▸ **Task requirements**
[1] In the Energy East article, explain in one to three sentences why David Coon says the pipeline is not viable.
[2] Proceed with the article on Energy East opponents and construction jobs, continuing it after its last sentence.

▸ **Text section**
────────────────

Construction jobs could still come: Energy East opponents – Telegraph Journal – September 9 2017

corbett_0

Author by : ADAM HURAS/Legislature Bureau
Photo by : Telegraph Journal


The pipeline is not viable if you take into account greenhouse gas emissions and the targets that Canada has adopted, this is the 21st century and the fossil fuel era is winding down. – David Coon

Conservation Council of New Brunswick executive director Lois Corbett.
Submitted

The promise of thousands of construction jobs isn’t dead, says Conservation Council of New Brunswick executive director Lois Corbett.

It’s just not in building pipelines.

The head of the province’s largest environmental protection group says New Brunswickers who were hoping for jobs building Energy East should be employed in “turning the page” on an economy based on oil.

Corbett’s comments come after TransCanada, the proponent of the $15.7-billion project designed to carry 1.1 million barrels of crude per day from Alberta east to Saint John, filed a letter with the National Energy Board seeking a 30-day suspension of the Energy East application.

The company has also suggested it may abandon the project amid a tougher regulatory review process introduced by the country’s national energy regulator.

“I think if we turned the page and got serious about investing in the new economy, the new types of jobs in energy efficiency and renewables, we would create those jobs very quickly and we don’t need the National Energy Board’s approval to do it,” Corbett said. “If we want to create say 1,000 jobs, we need to take those young women and young men in hard hats and get them working on rebuilding in construction.

“We can employ the same people: electricians, pipefitters, builders in trades.”

────────────────

▸ **Exercise data**
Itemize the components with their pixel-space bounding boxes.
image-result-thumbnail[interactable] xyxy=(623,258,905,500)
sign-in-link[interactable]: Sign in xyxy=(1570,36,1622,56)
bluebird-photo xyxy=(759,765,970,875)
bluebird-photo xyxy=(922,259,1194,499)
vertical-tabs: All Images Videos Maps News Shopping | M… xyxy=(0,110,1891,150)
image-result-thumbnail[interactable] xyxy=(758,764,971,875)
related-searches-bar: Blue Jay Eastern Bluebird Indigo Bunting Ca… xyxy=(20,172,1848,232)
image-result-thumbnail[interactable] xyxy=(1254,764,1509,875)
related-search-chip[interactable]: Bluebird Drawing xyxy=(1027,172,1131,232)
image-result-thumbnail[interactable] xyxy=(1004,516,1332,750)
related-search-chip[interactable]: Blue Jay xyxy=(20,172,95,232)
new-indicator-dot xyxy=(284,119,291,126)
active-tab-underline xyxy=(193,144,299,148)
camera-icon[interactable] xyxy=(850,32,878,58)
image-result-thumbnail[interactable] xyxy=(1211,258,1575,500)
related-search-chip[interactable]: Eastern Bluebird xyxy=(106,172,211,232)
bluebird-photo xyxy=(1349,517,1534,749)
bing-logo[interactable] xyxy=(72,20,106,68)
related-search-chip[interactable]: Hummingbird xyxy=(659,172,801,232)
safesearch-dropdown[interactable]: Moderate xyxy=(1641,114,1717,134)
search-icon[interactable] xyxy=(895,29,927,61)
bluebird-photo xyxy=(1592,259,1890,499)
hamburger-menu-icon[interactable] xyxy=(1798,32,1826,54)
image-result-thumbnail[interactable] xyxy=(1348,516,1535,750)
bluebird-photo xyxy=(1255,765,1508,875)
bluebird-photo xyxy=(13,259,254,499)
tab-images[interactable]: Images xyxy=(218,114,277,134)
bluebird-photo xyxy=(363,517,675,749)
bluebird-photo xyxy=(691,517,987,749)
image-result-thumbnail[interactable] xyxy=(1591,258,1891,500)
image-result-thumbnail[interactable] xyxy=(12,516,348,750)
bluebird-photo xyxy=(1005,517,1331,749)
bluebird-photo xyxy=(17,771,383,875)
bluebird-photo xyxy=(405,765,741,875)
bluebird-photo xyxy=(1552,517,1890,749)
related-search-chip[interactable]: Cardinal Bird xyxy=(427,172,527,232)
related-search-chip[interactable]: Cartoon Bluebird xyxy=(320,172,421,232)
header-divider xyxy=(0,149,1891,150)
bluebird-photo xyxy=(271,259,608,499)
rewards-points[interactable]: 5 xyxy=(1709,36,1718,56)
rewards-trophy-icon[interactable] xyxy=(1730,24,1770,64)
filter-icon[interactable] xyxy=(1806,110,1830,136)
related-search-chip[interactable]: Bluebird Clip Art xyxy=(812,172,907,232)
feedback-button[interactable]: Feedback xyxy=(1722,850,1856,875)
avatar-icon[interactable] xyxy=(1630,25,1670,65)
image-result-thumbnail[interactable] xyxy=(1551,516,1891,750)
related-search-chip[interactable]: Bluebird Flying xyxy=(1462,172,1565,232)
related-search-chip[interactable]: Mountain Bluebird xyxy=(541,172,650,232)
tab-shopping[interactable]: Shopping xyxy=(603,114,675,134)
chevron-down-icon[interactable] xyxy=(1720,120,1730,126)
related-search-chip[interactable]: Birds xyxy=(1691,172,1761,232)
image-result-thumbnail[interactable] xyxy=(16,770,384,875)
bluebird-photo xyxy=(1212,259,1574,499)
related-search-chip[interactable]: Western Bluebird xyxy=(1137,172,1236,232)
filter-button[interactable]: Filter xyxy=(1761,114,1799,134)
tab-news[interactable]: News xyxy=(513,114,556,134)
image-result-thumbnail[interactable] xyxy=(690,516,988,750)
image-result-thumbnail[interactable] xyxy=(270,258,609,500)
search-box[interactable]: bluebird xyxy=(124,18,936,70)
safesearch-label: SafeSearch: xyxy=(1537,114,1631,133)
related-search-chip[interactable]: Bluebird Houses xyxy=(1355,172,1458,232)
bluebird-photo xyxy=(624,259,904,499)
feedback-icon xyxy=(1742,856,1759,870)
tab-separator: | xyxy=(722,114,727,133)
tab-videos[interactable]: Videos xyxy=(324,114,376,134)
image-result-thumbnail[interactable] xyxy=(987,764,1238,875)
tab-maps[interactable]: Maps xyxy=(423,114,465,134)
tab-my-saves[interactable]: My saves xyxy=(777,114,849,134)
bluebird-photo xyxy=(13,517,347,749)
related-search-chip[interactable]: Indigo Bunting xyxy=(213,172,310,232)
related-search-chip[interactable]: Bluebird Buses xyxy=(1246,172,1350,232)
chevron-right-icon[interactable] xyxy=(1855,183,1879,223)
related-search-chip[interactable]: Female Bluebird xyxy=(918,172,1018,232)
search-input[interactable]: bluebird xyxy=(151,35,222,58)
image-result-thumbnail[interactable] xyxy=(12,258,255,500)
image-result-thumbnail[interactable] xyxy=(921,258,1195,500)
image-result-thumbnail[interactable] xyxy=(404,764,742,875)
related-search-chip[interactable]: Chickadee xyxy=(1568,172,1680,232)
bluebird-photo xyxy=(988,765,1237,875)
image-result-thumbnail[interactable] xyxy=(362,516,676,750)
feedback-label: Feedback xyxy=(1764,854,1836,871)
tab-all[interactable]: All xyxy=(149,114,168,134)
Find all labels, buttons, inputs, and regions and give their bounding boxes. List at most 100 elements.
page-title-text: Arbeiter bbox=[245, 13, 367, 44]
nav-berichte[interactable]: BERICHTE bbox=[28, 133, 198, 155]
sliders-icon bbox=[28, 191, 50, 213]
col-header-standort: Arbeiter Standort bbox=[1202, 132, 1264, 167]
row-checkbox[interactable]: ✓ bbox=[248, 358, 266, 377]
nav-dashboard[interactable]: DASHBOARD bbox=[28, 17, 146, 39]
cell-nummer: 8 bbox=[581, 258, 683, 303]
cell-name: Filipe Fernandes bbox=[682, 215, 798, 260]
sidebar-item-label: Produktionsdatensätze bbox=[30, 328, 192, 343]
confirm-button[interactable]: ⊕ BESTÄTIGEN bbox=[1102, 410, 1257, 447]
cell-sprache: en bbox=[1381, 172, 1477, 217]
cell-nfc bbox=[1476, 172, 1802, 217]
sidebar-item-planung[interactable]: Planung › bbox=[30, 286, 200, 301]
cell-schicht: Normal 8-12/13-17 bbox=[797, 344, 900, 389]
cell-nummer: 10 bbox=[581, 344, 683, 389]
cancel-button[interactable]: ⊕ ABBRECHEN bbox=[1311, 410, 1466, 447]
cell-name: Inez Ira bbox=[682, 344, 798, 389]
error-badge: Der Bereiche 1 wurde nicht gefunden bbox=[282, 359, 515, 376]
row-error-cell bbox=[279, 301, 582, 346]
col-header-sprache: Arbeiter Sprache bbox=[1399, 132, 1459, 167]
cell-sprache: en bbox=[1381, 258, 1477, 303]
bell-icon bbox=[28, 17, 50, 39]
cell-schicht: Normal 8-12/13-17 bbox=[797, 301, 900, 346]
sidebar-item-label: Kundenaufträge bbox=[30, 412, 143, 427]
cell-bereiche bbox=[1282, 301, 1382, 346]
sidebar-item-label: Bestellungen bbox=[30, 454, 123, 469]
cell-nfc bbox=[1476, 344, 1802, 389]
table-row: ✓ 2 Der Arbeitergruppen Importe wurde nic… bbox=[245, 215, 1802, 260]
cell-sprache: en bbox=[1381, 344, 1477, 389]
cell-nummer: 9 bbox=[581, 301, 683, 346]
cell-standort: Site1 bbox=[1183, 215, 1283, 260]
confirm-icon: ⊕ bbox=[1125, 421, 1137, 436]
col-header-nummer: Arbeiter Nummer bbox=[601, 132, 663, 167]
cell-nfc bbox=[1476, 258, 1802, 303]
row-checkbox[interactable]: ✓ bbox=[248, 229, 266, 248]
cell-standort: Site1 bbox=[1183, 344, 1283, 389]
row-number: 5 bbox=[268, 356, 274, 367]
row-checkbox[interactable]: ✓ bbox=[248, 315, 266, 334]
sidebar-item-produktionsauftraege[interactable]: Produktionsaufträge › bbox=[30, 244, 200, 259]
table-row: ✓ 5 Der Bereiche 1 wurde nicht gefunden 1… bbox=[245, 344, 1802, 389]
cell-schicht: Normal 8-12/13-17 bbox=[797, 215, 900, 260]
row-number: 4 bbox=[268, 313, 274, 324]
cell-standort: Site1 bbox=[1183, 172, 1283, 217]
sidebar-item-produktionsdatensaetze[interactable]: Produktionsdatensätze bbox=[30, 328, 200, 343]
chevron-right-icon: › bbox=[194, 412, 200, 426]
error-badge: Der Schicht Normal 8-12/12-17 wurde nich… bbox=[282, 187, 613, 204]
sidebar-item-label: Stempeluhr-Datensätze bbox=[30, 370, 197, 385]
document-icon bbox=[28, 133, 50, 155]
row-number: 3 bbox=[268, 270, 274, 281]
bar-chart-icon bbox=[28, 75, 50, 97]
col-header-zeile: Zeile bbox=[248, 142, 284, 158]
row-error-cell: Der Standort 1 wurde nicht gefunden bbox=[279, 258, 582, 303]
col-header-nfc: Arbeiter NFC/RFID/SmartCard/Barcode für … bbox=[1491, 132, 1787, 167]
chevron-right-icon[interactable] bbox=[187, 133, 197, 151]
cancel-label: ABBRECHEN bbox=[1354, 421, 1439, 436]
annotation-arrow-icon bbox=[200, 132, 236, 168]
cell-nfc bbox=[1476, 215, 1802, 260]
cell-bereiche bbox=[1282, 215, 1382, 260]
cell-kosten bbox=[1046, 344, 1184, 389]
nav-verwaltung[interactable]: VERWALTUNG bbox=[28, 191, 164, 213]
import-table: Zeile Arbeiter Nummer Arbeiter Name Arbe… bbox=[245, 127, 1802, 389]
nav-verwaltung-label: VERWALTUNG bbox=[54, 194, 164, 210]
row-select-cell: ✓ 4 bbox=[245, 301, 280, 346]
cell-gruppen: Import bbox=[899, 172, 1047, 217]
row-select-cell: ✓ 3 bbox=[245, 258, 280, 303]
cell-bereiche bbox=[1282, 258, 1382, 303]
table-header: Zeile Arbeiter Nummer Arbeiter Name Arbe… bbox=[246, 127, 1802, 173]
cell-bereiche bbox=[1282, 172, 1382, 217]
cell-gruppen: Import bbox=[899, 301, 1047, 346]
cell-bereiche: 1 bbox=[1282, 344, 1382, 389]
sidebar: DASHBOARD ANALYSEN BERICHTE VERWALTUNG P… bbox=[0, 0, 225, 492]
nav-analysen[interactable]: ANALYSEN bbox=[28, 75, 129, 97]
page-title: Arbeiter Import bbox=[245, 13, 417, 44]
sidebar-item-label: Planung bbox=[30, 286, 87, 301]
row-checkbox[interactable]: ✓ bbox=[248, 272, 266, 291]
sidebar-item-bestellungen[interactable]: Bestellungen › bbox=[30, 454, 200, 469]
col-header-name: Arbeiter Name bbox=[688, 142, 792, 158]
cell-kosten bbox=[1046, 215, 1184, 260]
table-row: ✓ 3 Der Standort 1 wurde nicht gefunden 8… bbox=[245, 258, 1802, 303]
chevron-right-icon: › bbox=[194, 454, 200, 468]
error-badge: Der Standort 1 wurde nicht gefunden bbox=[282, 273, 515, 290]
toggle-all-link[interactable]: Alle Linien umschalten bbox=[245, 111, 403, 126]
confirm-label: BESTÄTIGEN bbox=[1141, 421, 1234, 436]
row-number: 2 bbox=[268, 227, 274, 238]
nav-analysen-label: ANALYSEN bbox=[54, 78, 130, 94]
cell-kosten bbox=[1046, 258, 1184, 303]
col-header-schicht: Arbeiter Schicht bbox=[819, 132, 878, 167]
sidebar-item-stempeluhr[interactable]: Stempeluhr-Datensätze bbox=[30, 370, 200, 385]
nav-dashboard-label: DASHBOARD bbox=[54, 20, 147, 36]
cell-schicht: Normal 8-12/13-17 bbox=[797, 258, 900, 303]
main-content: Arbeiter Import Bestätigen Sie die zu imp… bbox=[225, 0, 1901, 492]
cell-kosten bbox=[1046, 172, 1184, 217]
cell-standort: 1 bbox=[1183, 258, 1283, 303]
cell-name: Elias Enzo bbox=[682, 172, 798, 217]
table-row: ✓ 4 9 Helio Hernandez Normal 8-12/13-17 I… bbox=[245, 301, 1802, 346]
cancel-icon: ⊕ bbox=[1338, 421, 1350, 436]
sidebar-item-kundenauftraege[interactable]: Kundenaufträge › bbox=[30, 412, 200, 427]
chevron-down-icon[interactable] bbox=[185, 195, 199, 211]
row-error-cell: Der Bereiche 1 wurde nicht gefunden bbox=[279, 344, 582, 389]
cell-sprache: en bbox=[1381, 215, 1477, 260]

────────────────

▸ **List of answers**
[1] David Coon says the pipeline is not viable once greenhouse gas emissions and the targets Canada has adopted are taken into account. He adds that this is the 21st century and the fossil fuel era is winding down.

[2]
Green Party Leader David Coon also says that TransCanada’s decision to put the brakes on Energy East represents “a healthy dose of reality” about fossil fuels.

“Essentially this is what TransCanada seems to be concerned with.”

He added that jobs in rebuilding existing buildings in all corners of the province awaits.

“The pipeline jobs were mostly construction jobs, so if we want to create a lot of construction jobs we need to upgrade housing and businesses around the province to improve their energy efficiency, to reduce their energy bills,” Coon said. “To make it go, all we need are some creative financing programs to unlock investments from individuals and from businesses to do just that.”

Premier Brian Gallant has framed the millions of dollars expected to be collected from a looming price on carbon as a way to spur economic growth.

“We’re committed to putting a price on carbon,” Gallant said in an interview with the Telegraph-Journal in July.

“But I can assure you that we’re going to do it in a way that economic growth will be at the forefront of those efforts.”

He later added: “It is going to be done in a way that it respects New Brunswick’s economy, its realities, challenges and opportunities.”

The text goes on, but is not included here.